● **EXTRAIT DU DOCUMENT**

Les danseurs sont habillés de noir avec, parfois, une espèce de jupe en paille teinte en pourpre. La tête est couverte d'un masque surmonté soit d'une crête en plumes rouges, soit d'une perruque en paille colorée en vert, soit de cornes allongées horizontalement. Assez souvent le masque se termine, verticalement, au-dessus de la tête, par une espèce de croix aux bras supérieurs levés et inférieurs baissés : c'est le masque Tanaga qui n'a de valeur que pour une cérémonie et qui sera, ensuite, abandonné dans la falaise. Pour la petite histoire, cette croix figurera sur le drapeau de la Fédération du Mali qui, comprenant le Sénégal et le Soudan, ne durera qu'un an, de 1959 à 1960.

Ces danses, très rythmées par le tam-tam, sont endiablées et demandent parfois

beaucoup de souplesse quand le danseur, portant le masque Tanaga, rase, dans un mouvement tournant, le sol avec la croix qui lui surmonte le chef. Il arrive aussi que les danses se fassent sur des échasses, le danseur ayant en main une espèce de chasse-mouches en queue de cheval. Je quitte cette manifestation d'amitié franco-soudanaise, dont j'ai gardé le meilleur souvenir, pour rejoindre la maison où un petit malheur est survenu qui a fortement marqué les enfants. Leur compagnon de jeu, le singe, avait la fâcheuse habitude d'exciter les chiens de passage auxquels il échappait en se réfugiant sur son arbre ; or, cette nuit, comme sa corde s'était enroulée autour du tronc, il n'a pu rejoindre les branches et a été déchiqueté par toute une meute : quand Maeva est intervenue, il était trop tard.

Le temps s'est rafraîchi car les premières pluies, très précoces cette année, ont fait leur apparition, aussi, confiant les enfants à Madame Pagès, j'emmène Maeva dans une dernière expédition, au village d'Ibi, non loin de Sangha, où m'a t’on dit, il y a une grande fête pour les semailles.

● **TRAVAIL DEMANDÉ**
Dans l'extrait sur les danses masquées, sur quel drapeau la croix du masque Tanaga figurera-t-elle ? Les items n'interviennent pas dans ce travail.

Entrées de données enregistrées:
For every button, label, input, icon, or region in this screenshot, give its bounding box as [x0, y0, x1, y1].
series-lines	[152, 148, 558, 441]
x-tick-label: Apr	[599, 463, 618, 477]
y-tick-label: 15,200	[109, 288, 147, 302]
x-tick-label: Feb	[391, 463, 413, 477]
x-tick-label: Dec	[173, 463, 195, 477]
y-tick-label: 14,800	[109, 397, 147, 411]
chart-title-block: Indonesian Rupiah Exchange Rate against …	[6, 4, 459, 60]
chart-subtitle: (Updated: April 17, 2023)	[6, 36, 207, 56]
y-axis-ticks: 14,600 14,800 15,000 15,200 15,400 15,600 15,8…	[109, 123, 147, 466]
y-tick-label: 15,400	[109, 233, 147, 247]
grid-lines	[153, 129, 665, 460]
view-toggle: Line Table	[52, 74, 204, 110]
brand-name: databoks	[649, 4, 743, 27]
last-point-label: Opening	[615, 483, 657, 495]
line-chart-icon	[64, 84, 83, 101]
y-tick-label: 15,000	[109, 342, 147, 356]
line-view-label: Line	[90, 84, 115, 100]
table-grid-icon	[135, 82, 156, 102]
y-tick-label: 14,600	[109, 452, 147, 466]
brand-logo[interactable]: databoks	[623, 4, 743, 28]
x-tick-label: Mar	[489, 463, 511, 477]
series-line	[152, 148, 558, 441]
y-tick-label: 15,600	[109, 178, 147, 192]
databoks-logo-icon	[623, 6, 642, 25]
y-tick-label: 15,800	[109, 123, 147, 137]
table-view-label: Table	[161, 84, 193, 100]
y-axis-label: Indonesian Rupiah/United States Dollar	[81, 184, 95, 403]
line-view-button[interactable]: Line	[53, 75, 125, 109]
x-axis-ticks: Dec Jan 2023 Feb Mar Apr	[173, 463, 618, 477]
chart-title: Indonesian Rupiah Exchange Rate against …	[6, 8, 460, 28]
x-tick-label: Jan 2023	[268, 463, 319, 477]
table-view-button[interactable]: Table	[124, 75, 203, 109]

● **CORRIGÉ**
Sur le drapeau de la Fédération du Mali.